* Source data:
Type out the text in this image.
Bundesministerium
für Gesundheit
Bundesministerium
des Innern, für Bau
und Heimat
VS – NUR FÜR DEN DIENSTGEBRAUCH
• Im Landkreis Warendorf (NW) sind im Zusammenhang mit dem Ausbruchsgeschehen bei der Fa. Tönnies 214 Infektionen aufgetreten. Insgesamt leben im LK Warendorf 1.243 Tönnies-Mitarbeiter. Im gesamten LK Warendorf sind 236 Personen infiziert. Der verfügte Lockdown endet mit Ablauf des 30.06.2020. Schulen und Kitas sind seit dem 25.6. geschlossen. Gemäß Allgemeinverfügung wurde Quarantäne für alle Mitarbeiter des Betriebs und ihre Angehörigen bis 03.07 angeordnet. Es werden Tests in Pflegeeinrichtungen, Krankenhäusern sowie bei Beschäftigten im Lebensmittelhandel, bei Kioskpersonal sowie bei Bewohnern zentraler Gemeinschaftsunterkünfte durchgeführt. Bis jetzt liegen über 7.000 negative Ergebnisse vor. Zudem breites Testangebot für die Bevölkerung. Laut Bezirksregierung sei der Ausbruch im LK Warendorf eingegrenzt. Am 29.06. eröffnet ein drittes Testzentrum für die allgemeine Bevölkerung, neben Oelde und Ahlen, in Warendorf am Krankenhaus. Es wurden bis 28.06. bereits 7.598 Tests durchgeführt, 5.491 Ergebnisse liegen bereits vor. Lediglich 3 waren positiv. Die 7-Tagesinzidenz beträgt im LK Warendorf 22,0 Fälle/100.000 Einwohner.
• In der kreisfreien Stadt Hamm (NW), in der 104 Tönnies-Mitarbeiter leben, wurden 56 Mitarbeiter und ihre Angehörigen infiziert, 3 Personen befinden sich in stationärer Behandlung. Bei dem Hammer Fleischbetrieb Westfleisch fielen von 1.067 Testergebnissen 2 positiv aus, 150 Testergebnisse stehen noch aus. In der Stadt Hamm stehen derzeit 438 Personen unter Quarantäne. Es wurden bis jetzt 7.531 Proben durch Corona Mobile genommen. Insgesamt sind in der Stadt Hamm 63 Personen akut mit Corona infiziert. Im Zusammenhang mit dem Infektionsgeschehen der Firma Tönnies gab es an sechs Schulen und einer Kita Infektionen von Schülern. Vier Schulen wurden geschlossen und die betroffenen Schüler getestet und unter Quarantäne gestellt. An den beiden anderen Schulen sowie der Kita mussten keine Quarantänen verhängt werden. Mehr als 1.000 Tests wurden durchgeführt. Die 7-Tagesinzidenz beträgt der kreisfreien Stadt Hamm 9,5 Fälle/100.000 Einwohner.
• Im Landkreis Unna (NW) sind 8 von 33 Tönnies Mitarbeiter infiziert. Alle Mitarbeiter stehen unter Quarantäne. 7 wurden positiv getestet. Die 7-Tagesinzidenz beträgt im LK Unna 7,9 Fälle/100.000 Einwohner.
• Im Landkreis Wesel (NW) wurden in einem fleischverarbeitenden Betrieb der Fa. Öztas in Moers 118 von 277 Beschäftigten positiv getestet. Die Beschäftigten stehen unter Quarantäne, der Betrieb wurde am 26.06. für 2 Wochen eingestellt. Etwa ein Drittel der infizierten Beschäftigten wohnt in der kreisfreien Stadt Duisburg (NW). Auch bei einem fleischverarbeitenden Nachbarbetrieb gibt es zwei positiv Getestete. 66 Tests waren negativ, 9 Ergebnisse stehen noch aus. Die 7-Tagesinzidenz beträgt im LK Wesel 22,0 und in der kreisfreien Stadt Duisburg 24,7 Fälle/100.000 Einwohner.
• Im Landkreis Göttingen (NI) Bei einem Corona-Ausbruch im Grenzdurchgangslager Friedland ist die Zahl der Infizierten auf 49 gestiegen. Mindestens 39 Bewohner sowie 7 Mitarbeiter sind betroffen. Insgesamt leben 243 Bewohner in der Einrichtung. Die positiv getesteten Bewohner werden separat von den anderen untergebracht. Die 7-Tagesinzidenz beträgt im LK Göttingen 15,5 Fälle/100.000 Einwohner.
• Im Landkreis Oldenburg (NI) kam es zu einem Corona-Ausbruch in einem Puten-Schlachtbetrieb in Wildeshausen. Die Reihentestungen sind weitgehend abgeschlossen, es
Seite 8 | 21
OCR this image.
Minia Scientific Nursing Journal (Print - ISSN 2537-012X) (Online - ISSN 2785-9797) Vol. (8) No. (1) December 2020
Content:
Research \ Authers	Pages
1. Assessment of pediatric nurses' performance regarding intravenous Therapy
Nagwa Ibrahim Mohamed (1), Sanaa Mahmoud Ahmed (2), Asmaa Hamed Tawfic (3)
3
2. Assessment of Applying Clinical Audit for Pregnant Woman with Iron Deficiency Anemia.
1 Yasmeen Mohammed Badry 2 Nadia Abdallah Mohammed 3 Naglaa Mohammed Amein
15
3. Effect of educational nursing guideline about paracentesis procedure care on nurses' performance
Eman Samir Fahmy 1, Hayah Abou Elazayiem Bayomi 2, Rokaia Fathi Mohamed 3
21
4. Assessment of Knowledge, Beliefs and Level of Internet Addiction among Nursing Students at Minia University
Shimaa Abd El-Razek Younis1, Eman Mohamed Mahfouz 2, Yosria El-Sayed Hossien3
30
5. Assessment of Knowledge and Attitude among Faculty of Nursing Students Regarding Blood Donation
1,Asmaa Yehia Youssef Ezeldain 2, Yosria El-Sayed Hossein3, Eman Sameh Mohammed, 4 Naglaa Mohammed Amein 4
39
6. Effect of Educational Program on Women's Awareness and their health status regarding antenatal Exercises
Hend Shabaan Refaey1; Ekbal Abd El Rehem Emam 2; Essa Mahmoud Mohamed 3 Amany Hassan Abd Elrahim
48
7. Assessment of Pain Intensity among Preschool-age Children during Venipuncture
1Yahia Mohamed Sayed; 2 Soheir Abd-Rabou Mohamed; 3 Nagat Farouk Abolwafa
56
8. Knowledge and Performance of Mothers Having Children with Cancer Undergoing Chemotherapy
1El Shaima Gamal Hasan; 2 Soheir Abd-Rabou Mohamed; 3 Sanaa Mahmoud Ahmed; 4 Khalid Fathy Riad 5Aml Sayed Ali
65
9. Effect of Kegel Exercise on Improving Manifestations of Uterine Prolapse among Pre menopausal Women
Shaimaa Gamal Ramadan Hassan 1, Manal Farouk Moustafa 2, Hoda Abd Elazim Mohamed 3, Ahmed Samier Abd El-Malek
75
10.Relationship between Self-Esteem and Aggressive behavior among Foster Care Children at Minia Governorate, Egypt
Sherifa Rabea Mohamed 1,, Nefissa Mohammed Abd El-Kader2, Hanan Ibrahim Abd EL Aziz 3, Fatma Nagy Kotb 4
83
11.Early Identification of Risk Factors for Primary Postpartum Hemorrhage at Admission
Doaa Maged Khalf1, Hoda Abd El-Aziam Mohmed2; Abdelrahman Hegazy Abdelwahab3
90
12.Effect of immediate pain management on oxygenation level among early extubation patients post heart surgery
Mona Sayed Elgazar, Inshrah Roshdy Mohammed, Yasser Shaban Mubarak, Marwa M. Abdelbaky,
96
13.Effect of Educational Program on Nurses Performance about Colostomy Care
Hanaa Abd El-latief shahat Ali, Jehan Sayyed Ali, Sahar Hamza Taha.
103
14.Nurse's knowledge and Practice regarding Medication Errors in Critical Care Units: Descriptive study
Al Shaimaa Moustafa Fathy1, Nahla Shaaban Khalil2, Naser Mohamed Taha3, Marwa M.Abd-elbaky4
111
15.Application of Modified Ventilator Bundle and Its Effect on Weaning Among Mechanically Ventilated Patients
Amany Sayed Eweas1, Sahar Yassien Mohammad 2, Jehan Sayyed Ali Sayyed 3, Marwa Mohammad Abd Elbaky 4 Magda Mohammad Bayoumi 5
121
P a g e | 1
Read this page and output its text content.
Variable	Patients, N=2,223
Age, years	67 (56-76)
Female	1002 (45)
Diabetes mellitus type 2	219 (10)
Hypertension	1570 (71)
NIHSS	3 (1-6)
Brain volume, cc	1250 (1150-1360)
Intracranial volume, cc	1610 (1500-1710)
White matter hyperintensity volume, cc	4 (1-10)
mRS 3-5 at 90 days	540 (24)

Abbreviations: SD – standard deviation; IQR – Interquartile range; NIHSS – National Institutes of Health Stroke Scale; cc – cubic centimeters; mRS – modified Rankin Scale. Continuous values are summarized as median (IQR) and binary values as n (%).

* Work request: Filter the lines above, keeping each one that contains the string "Shaimaa".

* Written answer:
Shaimaa Gamal Ramadan Hassan 1, Manal Farouk Moustafa 2, Hoda Abd Elazim Mohamed 3, Ahmed Samier Abd El-Malek
Al Shaimaa Moustafa Fathy1, Nahla Shaaban Khalil2, Naser Mohamed Taha3, Marwa M.Abd-elbaky4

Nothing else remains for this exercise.